| What you should do |
Check every line below for the word "Lipsa" and copy each one that has it.

==== Listed records ====

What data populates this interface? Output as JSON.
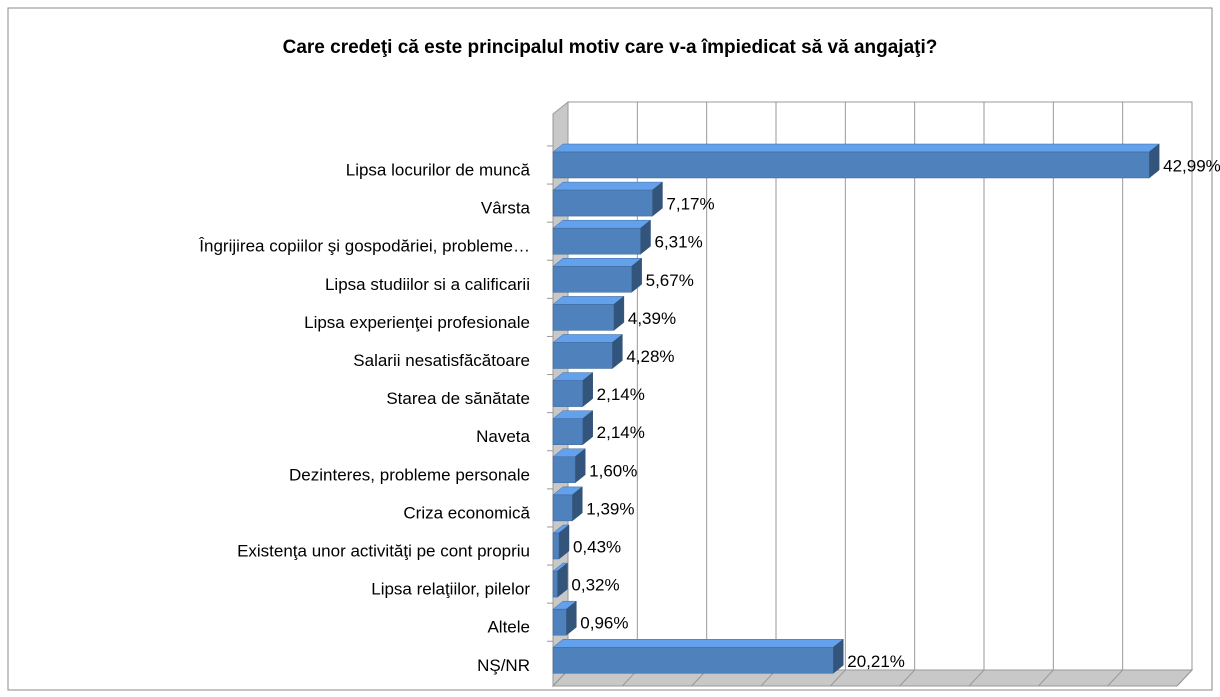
{
  "chart_data": {
    "type": "bar",
    "orientation": "horizontal",
    "three_d": true,
    "title": "Care credeţi că este principalul motiv care v-a împiedicat să vă angajaţi?",
    "categories": [
      "Lipsa locurilor de muncă",
      "Vârsta",
      "Îngrijirea copiilor şi gospodăriei, probleme…",
      "Lipsa studiilor si a calificarii",
      "Lipsa experienţei profesionale",
      "Salarii nesatisfăcătoare",
      "Starea de sănătate",
      "Naveta",
      "Dezinteres, probleme personale",
      "Criza economică",
      "Existenţa unor activităţi pe cont propriu",
      "Lipsa relaţiilor, pilelor",
      "Altele",
      "NŞ/NR"
    ],
    "values": [
      42.99,
      7.17,
      6.31,
      5.67,
      4.39,
      4.28,
      2.14,
      2.14,
      1.6,
      1.39,
      0.43,
      0.32,
      0.96,
      20.21
    ],
    "value_labels": [
      "42,99%",
      "7,17%",
      "6,31%",
      "5,67%",
      "4,39%",
      "4,28%",
      "2,14%",
      "2,14%",
      "1,60%",
      "1,39%",
      "0,43%",
      "0,32%",
      "0,96%",
      "20,21%"
    ],
    "color": "#4f81bd",
    "xlim": [
      0,
      45
    ],
    "xticks": [
      0,
      5,
      10,
      15,
      20,
      25,
      30,
      35,
      40,
      45
    ],
    "grid": true
  }
}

====

| Output of the exercise |
      "Lipsa locurilor de muncă",
      "Lipsa studiilor si a calificarii",
      "Lipsa experienţei profesionale",
      "Lipsa relaţiilor, pilelor",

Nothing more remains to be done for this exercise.